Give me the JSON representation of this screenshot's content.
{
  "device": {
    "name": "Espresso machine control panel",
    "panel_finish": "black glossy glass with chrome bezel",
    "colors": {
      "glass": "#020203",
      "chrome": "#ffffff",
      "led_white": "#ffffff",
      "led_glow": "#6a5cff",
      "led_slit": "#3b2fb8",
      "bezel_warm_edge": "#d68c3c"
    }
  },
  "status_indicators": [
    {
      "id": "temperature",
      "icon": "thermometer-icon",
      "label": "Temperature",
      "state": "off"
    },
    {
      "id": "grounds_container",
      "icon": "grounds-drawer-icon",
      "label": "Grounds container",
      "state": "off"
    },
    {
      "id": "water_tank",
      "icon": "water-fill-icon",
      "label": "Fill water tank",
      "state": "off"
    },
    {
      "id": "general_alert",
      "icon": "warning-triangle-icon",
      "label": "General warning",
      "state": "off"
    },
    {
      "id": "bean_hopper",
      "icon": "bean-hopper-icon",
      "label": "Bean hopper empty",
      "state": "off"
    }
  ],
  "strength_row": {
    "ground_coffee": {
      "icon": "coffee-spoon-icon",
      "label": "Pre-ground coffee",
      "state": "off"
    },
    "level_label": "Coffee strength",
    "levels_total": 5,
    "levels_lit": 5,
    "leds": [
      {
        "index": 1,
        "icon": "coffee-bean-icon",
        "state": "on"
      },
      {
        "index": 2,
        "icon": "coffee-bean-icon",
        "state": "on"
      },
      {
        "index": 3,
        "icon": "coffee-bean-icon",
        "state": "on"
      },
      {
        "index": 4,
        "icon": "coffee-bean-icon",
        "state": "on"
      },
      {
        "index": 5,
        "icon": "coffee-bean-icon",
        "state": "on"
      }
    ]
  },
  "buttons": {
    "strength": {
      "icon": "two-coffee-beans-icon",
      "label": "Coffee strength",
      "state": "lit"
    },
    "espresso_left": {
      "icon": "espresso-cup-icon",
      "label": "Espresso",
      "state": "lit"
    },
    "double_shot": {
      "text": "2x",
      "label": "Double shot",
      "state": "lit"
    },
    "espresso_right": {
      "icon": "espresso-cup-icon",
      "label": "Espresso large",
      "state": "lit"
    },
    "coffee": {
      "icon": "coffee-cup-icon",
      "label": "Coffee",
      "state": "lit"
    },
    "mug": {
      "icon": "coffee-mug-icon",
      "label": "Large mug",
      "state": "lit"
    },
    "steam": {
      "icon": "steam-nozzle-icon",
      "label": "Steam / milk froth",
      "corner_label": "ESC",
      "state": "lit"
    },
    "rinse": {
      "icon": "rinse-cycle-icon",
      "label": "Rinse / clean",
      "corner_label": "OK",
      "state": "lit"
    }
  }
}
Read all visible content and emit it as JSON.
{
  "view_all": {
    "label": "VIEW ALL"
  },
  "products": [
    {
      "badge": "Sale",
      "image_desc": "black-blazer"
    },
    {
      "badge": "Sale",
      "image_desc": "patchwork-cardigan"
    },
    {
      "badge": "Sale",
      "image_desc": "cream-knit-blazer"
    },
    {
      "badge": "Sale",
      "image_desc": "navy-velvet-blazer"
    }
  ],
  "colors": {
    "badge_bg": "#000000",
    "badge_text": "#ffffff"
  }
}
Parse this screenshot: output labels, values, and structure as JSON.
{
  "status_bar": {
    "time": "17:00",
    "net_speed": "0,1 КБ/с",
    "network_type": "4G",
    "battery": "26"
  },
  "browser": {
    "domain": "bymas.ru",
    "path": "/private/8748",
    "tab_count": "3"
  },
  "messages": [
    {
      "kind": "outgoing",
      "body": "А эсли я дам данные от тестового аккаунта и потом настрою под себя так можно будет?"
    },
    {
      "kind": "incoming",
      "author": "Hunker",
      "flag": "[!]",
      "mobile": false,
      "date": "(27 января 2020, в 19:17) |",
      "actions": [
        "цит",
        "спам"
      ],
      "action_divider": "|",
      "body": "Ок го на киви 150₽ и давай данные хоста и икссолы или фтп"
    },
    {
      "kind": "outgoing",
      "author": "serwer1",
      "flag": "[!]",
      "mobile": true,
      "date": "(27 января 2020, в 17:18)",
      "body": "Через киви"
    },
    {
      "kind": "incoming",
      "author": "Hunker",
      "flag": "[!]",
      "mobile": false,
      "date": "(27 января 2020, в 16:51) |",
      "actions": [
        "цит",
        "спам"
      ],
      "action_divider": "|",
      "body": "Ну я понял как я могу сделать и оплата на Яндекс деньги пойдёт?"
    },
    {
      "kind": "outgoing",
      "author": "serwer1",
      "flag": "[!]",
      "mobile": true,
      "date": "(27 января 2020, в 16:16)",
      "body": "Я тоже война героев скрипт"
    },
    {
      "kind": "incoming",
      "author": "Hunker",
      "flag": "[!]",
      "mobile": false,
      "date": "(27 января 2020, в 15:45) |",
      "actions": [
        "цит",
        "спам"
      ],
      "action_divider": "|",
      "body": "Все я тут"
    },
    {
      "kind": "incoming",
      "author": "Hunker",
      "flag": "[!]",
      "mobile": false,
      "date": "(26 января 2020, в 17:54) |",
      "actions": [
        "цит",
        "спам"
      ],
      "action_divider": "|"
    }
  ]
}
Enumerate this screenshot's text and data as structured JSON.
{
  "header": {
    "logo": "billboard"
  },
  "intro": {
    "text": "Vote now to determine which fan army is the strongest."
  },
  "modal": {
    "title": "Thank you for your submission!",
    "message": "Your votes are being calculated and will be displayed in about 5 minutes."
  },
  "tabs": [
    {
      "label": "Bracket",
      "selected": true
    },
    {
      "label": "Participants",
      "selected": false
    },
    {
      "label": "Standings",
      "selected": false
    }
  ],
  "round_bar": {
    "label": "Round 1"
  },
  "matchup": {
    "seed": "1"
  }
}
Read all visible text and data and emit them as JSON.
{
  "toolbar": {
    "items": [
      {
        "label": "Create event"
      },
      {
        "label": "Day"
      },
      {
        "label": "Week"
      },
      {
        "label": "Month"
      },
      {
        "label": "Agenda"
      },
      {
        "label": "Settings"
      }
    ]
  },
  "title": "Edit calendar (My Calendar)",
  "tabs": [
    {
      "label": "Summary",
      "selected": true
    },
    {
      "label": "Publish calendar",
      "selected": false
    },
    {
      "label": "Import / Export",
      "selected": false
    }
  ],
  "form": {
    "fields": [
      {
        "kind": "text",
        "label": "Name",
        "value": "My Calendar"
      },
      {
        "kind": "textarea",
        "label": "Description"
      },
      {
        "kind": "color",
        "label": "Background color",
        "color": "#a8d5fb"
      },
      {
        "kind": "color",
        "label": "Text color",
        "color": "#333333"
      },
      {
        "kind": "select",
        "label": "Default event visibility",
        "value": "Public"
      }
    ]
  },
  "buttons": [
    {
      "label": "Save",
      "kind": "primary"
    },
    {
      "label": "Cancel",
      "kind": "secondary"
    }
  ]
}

■ ■ ■ ■ ■ ■ ■

# Set exercise
Write out the material from the first line to the last, exactly.

# Reply
Give me the JSON representation of this screenshot's content.
{
  "device": {
    "name": "Espresso machine control panel",
    "panel_finish": "black glossy glass with chrome bezel",
    "colors": {
      "glass": "#020203",
      "chrome": "#ffffff",
      "led_white": "#ffffff",
      "led_glow": "#6a5cff",
      "led_slit": "#3b2fb8",
      "bezel_warm_edge": "#d68c3c"
    }
  },
  "status_indicators": [
    {
      "id": "temperature",
      "icon": "thermometer-icon",
      "label": "Temperature",
      "state": "off"
    },
    {
      "id": "grounds_container",
      "icon": "grounds-drawer-icon",
      "label": "Grounds container",
      "state": "off"
    },
    {
      "id": "water_tank",
      "icon": "water-fill-icon",
      "label": "Fill water tank",
      "state": "off"
    },
    {
      "id": "general_alert",
      "icon": "warning-triangle-icon",
      "label": "General warning",
      "state": "off"
    },
    {
      "id": "bean_hopper",
      "icon": "bean-hopper-icon",
      "label": "Bean hopper empty",
      "state": "off"
    }
  ],
  "strength_row": {
    "ground_coffee": {
      "icon": "coffee-spoon-icon",
      "label": "Pre-ground coffee",
      "state": "off"
    },
    "level_label": "Coffee strength",
    "levels_total": 5,
    "levels_lit": 5,
    "leds": [
      {
        "index": 1,
        "icon": "coffee-bean-icon",
        "state": "on"
      },
      {
        "index": 2,
        "icon": "coffee-bean-icon",
        "state": "on"
      },
      {
        "index": 3,
        "icon": "coffee-bean-icon",
        "state": "on"
      },
      {
        "index": 4,
        "icon": "coffee-bean-icon",
        "state": "on"
      },
      {
        "index": 5,
        "icon": "coffee-bean-icon",
        "state": "on"
      }
    ]
  },
  "buttons": {
    "strength": {
      "icon": "two-coffee-beans-icon",
      "label": "Coffee strength",
      "state": "lit"
    },
    "espresso_left": {
      "icon": "espresso-cup-icon",
      "label": "Espresso",
      "state": "lit"
    },
    "double_shot": {
      "text": "2x",
      "label": "Double shot",
      "state": "lit"
    },
    "espresso_right": {
      "icon": "espresso-cup-icon",
      "label": "Espresso large",
      "state": "lit"
    },
    "coffee": {
      "icon": "coffee-cup-icon",
      "label": "Coffee",
      "state": "lit"
    },
    "mug": {
      "icon": "coffee-mug-icon",
      "label": "Large mug",
      "state": "lit"
    },
    "steam": {
      "icon": "steam-nozzle-icon",
      "label": "Steam / milk froth",
      "corner_label": "ESC",
      "state": "lit"
    },
    "rinse": {
      "icon": "rinse-cycle-icon",
      "label": "Rinse / clean",
      "corner_label": "OK",
      "state": "lit"
    }
  }
}
Read all visible content and emit it as JSON.
{
  "view_all": {
    "label": "VIEW ALL"
  },
  "products": [
    {
      "badge": "Sale",
      "image_desc": "black-blazer"
    },
    {
      "badge": "Sale",
      "image_desc": "patchwork-cardigan"
    },
    {
      "badge": "Sale",
      "image_desc": "cream-knit-blazer"
    },
    {
      "badge": "Sale",
      "image_desc": "navy-velvet-blazer"
    }
  ],
  "colors": {
    "badge_bg": "#000000",
    "badge_text": "#ffffff"
  }
}
Parse this screenshot: output labels, values, and structure as JSON.
{
  "status_bar": {
    "time": "17:00",
    "net_speed": "0,1 КБ/с",
    "network_type": "4G",
    "battery": "26"
  },
  "browser": {
    "domain": "bymas.ru",
    "path": "/private/8748",
    "tab_count": "3"
  },
  "messages": [
    {
      "kind": "outgoing",
      "body": "А эсли я дам данные от тестового аккаунта и потом настрою под себя так можно будет?"
    },
    {
      "kind": "incoming",
      "author": "Hunker",
      "flag": "[!]",
      "mobile": false,
      "date": "(27 января 2020, в 19:17) |",
      "actions": [
        "цит",
        "спам"
      ],
      "action_divider": "|",
      "body": "Ок го на киви 150₽ и давай данные хоста и икссолы или фтп"
    },
    {
      "kind": "outgoing",
      "author": "serwer1",
      "flag": "[!]",
      "mobile": true,
      "date": "(27 января 2020, в 17:18)",
      "body": "Через киви"
    },
    {
      "kind": "incoming",
      "author": "Hunker",
      "flag": "[!]",
      "mobile": false,
      "date": "(27 января 2020, в 16:51) |",
      "actions": [
        "цит",
        "спам"
      ],
      "action_divider": "|",
      "body": "Ну я понял как я могу сделать и оплата на Яндекс деньги пойдёт?"
    },
    {
      "kind": "outgoing",
      "author": "serwer1",
      "flag": "[!]",
      "mobile": true,
      "date": "(27 января 2020, в 16:16)",
      "body": "Я тоже война героев скрипт"
    },
    {
      "kind": "incoming",
      "author": "Hunker",
      "flag": "[!]",
      "mobile": false,
      "date": "(27 января 2020, в 15:45) |",
      "actions": [
        "цит",
        "спам"
      ],
      "action_divider": "|",
      "body": "Все я тут"
    },
    {
      "kind": "incoming",
      "author": "Hunker",
      "flag": "[!]",
      "mobile": false,
      "date": "(26 января 2020, в 17:54) |",
      "actions": [
        "цит",
        "спам"
      ],
      "action_divider": "|"
    }
  ]
}
Enumerate this screenshot's text and data as structured JSON.
{
  "header": {
    "logo": "billboard"
  },
  "intro": {
    "text": "Vote now to determine which fan army is the strongest."
  },
  "modal": {
    "title": "Thank you for your submission!",
    "message": "Your votes are being calculated and will be displayed in about 5 minutes."
  },
  "tabs": [
    {
      "label": "Bracket",
      "selected": true
    },
    {
      "label": "Participants",
      "selected": false
    },
    {
      "label": "Standings",
      "selected": false
    }
  ],
  "round_bar": {
    "label": "Round 1"
  },
  "matchup": {
    "seed": "1"
  }
}
Read all visible text and data and emit them as JSON.
{
  "toolbar": {
    "items": [
      {
        "label": "Create event"
      },
      {
        "label": "Day"
      },
      {
        "label": "Week"
      },
      {
        "label": "Month"
      },
      {
        "label": "Agenda"
      },
      {
        "label": "Settings"
      }
    ]
  },
  "title": "Edit calendar (My Calendar)",
  "tabs": [
    {
      "label": "Summary",
      "selected": true
    },
    {
      "label": "Publish calendar",
      "selected": false
    },
    {
      "label": "Import / Export",
      "selected": false
    }
  ],
  "form": {
    "fields": [
      {
        "kind": "text",
        "label": "Name",
        "value": "My Calendar"
      },
      {
        "kind": "textarea",
        "label": "Description"
      },
      {
        "kind": "color",
        "label": "Background color",
        "color": "#a8d5fb"
      },
      {
        "kind": "color",
        "label": "Text color",
        "color": "#333333"
      },
      {
        "kind": "select",
        "label": "Default event visibility",
        "value": "Public"
      }
    ]
  },
  "buttons": [
    {
      "label": "Save",
      "kind": "primary"
    },
    {
      "label": "Cancel",
      "kind": "secondary"
    }
  ]
}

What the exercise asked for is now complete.